--- START OF Given information ---

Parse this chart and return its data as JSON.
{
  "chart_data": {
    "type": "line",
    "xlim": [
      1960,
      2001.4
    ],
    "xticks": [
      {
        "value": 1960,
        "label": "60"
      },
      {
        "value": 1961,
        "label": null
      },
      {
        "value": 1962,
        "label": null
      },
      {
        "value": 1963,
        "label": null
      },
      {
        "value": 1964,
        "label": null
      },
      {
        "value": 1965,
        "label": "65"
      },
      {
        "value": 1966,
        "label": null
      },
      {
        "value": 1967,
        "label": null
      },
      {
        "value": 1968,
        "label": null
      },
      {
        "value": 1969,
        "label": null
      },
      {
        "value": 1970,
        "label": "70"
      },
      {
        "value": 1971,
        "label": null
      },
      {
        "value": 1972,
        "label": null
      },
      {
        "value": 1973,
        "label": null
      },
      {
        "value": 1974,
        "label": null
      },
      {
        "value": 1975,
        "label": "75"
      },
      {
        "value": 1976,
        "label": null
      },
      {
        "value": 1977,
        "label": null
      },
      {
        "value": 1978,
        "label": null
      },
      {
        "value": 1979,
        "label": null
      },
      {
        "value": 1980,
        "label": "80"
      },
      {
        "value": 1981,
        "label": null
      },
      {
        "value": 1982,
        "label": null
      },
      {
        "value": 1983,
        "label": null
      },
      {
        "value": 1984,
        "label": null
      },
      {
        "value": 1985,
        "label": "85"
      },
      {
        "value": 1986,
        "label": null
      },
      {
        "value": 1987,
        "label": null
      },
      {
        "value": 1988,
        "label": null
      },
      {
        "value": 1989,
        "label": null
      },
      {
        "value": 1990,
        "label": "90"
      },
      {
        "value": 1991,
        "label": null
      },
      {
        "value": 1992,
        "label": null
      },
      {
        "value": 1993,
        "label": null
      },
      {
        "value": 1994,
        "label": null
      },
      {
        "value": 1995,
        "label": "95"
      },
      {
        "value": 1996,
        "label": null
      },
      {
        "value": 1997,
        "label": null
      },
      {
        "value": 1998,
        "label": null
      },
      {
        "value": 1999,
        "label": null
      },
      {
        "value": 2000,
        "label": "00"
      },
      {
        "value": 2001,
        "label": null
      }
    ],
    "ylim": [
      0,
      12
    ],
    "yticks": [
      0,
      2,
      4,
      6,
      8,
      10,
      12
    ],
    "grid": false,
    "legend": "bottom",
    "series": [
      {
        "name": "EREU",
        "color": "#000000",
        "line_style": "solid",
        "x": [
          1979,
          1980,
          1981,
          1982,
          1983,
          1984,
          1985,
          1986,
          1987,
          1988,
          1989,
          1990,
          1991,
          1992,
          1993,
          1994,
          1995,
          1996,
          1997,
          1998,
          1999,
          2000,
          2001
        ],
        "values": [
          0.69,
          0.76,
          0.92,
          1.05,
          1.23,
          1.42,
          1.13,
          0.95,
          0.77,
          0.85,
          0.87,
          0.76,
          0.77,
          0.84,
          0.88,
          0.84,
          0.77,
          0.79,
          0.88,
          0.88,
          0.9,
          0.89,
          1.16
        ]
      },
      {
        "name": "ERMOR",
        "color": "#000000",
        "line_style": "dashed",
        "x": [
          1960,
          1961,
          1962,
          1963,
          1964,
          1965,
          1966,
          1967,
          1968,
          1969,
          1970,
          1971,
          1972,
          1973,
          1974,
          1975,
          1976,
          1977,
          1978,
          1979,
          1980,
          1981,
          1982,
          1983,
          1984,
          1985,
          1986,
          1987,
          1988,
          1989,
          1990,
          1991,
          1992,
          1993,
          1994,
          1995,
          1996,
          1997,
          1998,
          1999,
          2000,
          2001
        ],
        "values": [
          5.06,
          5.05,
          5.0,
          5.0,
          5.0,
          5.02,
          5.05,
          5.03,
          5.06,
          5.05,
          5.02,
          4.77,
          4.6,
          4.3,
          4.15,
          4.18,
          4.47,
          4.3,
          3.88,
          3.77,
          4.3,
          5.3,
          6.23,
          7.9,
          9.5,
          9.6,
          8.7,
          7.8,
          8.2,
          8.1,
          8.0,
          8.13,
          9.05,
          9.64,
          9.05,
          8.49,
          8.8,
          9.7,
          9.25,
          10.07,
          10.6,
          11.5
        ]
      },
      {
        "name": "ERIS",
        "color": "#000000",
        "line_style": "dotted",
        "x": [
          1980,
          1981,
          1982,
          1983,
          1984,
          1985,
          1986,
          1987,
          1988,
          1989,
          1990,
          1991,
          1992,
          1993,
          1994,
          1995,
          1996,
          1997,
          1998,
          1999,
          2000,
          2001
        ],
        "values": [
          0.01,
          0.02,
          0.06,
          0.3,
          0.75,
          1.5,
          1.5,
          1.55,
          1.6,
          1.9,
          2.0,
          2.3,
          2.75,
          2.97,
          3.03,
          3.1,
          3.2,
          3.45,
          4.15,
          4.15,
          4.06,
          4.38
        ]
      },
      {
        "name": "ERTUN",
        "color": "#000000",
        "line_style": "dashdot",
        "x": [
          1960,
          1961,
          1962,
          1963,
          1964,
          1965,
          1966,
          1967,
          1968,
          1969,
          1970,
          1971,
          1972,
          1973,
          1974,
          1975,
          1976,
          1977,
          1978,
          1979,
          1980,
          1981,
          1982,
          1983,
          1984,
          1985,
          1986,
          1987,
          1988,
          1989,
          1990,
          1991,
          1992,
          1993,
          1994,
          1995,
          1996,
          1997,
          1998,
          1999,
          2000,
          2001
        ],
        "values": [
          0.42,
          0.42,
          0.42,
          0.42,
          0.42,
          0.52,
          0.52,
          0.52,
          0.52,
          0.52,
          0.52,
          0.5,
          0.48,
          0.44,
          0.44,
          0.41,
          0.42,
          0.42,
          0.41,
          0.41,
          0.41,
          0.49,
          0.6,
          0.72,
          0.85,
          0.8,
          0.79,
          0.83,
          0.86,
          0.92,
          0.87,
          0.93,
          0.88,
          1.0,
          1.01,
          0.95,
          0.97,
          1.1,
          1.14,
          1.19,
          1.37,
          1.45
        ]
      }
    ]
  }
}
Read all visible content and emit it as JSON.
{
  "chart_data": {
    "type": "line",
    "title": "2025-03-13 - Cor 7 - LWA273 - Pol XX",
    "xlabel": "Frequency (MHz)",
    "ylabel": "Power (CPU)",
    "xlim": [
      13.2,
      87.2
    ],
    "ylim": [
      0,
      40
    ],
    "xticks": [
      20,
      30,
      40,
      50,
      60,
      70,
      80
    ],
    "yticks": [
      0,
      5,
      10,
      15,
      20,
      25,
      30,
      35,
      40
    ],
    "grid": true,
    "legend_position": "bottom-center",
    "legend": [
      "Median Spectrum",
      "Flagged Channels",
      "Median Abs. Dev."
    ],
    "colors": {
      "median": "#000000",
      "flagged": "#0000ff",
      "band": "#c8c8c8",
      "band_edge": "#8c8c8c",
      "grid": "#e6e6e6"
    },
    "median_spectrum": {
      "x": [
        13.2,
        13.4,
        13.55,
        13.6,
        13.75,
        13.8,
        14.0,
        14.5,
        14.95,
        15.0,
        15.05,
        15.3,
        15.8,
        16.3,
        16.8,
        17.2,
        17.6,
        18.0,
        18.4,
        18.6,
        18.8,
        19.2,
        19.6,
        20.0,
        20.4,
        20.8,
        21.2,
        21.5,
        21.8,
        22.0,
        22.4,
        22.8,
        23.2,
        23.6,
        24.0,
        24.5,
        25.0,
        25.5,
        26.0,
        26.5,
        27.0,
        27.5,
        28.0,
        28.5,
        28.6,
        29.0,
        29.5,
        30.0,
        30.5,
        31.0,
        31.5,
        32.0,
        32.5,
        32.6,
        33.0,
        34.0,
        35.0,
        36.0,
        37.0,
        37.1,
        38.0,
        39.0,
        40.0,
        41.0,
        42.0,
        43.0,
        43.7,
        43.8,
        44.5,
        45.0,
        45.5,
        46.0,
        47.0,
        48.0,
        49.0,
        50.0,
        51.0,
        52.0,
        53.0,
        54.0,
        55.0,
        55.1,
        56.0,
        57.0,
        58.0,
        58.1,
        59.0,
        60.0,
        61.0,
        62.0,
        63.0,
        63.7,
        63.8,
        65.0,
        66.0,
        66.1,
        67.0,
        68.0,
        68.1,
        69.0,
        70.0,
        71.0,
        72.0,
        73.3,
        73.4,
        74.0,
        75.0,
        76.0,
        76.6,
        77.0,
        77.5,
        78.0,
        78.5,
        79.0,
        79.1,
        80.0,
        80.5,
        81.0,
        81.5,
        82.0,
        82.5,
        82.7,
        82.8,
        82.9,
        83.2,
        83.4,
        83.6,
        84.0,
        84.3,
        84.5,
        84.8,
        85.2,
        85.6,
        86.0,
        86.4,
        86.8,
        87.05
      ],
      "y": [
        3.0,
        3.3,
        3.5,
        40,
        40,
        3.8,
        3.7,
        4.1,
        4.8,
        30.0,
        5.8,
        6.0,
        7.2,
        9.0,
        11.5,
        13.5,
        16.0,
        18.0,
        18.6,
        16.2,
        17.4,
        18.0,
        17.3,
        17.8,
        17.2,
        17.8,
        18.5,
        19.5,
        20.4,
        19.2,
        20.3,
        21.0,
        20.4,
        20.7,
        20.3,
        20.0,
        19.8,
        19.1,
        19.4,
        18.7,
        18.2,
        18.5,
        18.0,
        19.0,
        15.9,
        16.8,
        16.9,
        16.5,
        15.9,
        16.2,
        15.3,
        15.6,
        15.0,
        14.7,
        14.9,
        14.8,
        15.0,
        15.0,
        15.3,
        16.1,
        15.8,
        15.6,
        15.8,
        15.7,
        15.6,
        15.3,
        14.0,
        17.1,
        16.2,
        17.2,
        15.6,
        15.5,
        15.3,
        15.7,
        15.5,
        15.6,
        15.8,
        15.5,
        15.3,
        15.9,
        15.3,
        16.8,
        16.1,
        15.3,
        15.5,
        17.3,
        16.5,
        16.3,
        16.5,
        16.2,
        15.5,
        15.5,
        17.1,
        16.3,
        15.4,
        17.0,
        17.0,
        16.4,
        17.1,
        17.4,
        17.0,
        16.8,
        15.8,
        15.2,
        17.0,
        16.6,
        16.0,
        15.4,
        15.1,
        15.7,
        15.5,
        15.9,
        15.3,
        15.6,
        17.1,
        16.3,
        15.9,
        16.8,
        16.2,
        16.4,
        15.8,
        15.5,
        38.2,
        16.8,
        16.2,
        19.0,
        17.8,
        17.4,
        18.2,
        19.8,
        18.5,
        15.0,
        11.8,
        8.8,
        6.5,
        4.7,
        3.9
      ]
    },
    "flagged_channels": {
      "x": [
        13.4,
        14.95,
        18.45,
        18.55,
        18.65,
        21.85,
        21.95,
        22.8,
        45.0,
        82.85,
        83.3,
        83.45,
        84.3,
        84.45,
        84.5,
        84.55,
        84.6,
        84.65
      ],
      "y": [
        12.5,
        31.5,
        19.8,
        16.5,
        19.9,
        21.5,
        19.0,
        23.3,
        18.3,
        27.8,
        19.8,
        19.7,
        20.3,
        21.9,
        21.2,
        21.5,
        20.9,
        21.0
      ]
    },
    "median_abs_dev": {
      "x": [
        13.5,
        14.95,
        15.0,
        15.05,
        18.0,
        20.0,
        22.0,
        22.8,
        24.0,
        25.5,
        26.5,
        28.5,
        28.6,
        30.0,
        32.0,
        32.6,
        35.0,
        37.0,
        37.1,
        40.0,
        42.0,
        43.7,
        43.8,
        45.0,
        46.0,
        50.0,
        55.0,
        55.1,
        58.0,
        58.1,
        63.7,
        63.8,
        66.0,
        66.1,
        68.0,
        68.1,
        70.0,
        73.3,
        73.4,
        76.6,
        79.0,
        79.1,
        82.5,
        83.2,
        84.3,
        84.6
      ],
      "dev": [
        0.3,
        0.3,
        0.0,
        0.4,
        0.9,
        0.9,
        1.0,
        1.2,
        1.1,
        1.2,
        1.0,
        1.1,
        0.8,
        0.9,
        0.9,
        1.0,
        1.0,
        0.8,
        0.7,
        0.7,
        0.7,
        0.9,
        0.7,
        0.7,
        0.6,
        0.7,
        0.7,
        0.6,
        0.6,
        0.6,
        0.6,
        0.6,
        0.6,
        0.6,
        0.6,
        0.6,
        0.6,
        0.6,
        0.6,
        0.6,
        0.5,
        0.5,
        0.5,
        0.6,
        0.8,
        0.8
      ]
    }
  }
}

--- END OF Given information ---

**Instructions to follow:**
Copy each line of the records above that carries the word "name".

**Result of this exercise:**
        "name": "EREU",
        "name": "ERMOR",
        "name": "ERIS",
        "name": "ERTUN",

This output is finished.